▶ [EXERCISE INSTRUCTIONS]:
In the observations on the media industry, what reason does Nigel give for walking away from it in the end?

▶ [EXTRACT TO READ]:
“today real talent chases the money rather than the kudos.”

I didn’t plan to post this, I didn’t even ask for his permission, therefore I really hope he will forgive me. It’s not an interview, but it highlightens some important media issues and it can certainly make you reconsider your own answers and questions; that’s why I’ve decided to share it with you. Meet Nigel and his observations concerning the media industry and the teaching system:

[…] I spent most of my early career in advertising and media […]
My observations of the media industry are these.
A. The industry has amtured into a sweatbox… some would say it always was.
B. It is a team sport played by individuals with oversized egos (Note: I did not say talent!)
C. It is an industry awash with the problem children of the meddling and the mediocre class. Young adults who would have been packed off to work in the Catholic Church during the renaissance or the enlightenment. The reason I walked away in the end was simply the banality of the people and the ideas I had to work with.
D. The people who own and operate media companies know that everybody wants to be in the industry and pay and treat their employees accordingly
E. To be successful in the Media Industry you need a sponsor. A champion who will open the doors for you. In the beginning your talent isn’t going to be enough – simply because to be honest talent is no longer a factor for success in media (Think Reality TV). Your success will be down to your political ability rather than your creative ability. It isn’t so much who you know but how you position yourself when the breakthrough opportunity arises. This means you need to learn how to simple an congradulate people enthusiatically even when you know what they have presented is utter dross. [My note: I don’t want to believe that’s the only way. I mean, I’ve always worked for/with talented and smart people and they never needed this kind of “treatment” in order to give someone a chance. They were people who stood their ground and the people working for them were people who stood their ground, too. They have thaught me to keep my spine straight and that’s what I will always do, no matter the consequences. For every atom of matter there’s also an atom of anti-matter. And for every person who needs to be congratulated, there’s also a person who will love the way you don’t bend down your spine.You just have to be lucky enough to find him/her. True, they are very rare and ’cause of that maybe they can’t make the difference. But they do exist. And the moment you find one of them is certainly worth all the struggling.]
F. Today real talent in the media game is as rare as hen’s teeth. Why? because today real talent chases the money rather than the kudos. The became bankers rather than artists. Consequently the quality talent pool in the media industry is getting old… very old. So old I suspect that the real reason the newspapers, magazines and the TV stations are struggling to reinvent themselves is simply because the real talent of your generation is busy elsewhere. Genetic engineering perhaps?

▶ [LISTED RECORDS]:
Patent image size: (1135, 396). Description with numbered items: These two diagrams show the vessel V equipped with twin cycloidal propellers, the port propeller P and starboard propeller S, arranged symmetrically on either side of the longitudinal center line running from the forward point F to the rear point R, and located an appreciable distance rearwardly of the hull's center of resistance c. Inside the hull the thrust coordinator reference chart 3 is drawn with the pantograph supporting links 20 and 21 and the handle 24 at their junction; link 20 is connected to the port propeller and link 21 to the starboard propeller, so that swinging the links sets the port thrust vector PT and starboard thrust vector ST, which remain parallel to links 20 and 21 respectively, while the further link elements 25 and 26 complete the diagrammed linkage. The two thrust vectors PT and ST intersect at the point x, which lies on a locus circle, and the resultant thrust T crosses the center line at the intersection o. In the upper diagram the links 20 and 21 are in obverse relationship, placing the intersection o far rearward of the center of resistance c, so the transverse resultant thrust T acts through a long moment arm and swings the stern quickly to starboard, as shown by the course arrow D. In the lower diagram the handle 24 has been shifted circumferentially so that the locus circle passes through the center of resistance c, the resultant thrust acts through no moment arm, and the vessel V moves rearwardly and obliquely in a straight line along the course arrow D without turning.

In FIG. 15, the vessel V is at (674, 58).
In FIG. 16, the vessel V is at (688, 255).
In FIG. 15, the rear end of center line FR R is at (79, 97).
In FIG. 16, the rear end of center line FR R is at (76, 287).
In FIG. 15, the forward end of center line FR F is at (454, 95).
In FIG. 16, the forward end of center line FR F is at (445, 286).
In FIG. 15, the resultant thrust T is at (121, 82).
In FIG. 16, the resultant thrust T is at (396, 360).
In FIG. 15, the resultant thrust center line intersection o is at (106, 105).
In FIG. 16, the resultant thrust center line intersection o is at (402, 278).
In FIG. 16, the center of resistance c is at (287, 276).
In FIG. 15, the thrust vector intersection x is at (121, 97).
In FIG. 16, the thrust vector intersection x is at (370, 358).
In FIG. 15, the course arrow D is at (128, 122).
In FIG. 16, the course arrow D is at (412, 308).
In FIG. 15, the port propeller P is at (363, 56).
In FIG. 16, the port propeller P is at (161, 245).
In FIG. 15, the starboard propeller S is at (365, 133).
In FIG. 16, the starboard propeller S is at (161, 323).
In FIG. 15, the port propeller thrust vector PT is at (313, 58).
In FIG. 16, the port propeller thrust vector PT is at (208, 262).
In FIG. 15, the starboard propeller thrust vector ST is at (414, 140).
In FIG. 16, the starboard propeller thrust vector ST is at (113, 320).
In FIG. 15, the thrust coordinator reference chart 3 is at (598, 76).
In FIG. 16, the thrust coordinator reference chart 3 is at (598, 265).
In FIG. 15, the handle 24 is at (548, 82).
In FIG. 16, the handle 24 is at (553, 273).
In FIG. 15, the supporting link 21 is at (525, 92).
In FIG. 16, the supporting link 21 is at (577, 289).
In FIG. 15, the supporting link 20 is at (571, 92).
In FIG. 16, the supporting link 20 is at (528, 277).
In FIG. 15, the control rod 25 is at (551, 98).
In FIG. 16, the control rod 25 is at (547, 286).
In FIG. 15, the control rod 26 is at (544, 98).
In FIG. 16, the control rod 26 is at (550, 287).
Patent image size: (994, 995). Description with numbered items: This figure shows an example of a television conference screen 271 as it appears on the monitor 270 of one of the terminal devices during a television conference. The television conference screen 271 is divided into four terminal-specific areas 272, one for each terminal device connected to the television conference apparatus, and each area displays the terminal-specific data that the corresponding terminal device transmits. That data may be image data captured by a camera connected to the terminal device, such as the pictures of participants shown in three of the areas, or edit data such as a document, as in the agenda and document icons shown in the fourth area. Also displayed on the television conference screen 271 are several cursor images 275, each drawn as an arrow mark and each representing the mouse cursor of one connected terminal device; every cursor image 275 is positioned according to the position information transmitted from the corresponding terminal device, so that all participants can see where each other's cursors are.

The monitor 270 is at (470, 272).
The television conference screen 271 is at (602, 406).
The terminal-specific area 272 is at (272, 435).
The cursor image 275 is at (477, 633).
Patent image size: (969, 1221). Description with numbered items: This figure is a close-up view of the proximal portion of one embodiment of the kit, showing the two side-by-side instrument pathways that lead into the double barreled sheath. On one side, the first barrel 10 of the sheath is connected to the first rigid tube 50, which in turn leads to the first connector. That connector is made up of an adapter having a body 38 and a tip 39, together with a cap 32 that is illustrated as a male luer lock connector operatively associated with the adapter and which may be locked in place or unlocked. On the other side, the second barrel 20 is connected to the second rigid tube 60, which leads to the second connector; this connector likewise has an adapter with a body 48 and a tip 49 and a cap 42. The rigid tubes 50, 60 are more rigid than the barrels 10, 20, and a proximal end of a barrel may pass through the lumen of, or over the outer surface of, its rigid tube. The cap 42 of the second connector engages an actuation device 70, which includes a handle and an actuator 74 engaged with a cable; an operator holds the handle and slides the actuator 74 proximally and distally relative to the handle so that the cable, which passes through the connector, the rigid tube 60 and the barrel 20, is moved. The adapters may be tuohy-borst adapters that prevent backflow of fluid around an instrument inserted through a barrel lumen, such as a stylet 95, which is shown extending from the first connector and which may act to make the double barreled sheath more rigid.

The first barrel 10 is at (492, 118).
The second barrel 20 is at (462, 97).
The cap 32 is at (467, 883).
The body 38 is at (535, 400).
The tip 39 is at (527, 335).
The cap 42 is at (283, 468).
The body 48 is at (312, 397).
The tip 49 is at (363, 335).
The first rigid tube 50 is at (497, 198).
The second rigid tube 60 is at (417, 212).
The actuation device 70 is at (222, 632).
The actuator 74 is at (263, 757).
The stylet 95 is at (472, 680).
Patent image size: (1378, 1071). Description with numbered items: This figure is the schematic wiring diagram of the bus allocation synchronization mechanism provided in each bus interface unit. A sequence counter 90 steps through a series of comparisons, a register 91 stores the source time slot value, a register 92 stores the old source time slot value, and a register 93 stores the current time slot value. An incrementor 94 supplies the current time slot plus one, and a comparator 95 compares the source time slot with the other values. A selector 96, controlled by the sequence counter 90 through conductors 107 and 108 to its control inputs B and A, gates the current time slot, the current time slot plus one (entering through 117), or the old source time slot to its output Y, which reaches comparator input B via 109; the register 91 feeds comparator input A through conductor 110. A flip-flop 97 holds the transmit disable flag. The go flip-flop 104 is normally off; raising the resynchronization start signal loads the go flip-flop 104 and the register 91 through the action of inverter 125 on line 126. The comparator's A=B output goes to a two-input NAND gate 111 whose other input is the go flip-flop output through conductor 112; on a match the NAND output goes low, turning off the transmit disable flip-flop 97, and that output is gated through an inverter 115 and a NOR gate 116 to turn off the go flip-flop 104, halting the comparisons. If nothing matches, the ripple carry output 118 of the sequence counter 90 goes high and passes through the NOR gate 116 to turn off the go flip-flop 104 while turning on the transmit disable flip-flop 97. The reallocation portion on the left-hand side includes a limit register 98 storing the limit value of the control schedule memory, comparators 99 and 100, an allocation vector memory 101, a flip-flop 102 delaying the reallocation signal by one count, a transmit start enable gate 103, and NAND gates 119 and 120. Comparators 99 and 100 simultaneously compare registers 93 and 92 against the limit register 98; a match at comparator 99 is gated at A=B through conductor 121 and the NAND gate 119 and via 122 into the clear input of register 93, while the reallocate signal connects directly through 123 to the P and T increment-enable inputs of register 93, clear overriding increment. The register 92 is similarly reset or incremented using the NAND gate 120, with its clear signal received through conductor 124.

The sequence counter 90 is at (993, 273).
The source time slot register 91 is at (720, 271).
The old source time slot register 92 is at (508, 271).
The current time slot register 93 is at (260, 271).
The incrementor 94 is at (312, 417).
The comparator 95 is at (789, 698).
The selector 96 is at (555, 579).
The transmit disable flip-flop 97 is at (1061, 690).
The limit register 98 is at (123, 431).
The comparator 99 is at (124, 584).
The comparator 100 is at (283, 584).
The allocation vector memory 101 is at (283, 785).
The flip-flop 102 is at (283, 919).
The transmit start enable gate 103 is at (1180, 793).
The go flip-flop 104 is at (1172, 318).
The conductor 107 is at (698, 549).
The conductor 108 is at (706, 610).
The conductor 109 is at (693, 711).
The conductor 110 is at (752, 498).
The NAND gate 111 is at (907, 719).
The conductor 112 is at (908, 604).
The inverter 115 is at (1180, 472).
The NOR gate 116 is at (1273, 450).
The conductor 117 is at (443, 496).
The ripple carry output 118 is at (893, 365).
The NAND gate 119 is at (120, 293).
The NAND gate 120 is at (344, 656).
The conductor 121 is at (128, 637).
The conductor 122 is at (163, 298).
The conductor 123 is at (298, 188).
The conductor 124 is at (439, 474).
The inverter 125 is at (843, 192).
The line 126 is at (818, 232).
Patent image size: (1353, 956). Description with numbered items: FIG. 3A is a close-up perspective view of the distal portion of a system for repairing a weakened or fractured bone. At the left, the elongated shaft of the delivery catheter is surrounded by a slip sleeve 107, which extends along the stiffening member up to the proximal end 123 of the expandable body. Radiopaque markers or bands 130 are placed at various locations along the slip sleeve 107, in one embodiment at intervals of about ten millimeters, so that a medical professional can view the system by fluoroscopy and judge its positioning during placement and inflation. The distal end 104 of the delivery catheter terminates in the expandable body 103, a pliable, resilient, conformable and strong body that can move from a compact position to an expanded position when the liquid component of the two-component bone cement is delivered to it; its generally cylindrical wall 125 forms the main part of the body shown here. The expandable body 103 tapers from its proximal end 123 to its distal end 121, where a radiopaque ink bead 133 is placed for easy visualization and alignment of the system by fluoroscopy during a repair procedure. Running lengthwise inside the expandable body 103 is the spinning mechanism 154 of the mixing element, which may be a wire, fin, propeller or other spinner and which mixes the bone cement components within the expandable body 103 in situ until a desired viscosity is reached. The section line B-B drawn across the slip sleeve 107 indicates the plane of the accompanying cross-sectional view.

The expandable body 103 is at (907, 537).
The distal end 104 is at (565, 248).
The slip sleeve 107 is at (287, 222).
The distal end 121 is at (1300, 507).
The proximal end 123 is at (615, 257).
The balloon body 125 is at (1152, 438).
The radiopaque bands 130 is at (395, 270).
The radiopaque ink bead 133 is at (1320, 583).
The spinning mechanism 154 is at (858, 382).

▶ [ANSWER SPACE]:
The banality of the people and the ideas he had to work with.